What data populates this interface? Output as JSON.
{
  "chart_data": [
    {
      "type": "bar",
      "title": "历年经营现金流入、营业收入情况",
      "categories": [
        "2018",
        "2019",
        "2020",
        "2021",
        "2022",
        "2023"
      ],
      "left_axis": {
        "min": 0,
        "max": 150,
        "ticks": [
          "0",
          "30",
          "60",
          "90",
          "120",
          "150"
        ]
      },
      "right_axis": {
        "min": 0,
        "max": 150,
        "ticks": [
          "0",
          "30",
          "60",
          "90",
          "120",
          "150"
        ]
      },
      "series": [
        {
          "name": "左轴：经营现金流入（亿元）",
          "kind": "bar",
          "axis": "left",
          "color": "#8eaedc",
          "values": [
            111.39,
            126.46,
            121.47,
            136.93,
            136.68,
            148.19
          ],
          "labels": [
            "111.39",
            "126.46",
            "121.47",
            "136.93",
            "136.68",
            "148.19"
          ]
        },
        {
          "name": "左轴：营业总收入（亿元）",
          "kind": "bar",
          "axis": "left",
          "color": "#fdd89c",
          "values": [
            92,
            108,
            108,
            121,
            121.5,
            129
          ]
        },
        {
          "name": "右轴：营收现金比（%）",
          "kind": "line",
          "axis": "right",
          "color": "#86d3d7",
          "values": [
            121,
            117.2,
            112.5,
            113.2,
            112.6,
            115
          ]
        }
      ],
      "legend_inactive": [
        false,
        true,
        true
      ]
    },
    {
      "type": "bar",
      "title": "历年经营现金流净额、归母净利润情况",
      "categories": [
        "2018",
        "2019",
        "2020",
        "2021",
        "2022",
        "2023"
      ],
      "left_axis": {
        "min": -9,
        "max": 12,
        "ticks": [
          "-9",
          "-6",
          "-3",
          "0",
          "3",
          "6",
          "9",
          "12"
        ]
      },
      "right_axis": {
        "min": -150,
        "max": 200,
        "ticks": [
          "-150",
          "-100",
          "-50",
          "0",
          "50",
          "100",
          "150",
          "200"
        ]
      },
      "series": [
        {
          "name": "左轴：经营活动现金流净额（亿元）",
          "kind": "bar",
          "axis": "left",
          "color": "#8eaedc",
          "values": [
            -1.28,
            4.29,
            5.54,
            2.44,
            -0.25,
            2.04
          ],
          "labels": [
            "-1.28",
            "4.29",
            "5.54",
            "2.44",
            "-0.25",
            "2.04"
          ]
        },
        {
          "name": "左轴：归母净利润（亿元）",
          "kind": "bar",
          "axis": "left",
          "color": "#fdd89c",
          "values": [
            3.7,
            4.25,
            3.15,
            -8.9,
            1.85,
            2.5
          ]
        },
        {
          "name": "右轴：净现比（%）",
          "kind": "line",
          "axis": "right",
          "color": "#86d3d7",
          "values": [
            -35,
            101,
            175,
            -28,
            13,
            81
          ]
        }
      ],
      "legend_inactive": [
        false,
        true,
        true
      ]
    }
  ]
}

### TASK REQUIREMENTS
Count every line above that holds the string "title" and give the total, nothing more.

### EXERCISE SOLUTION
2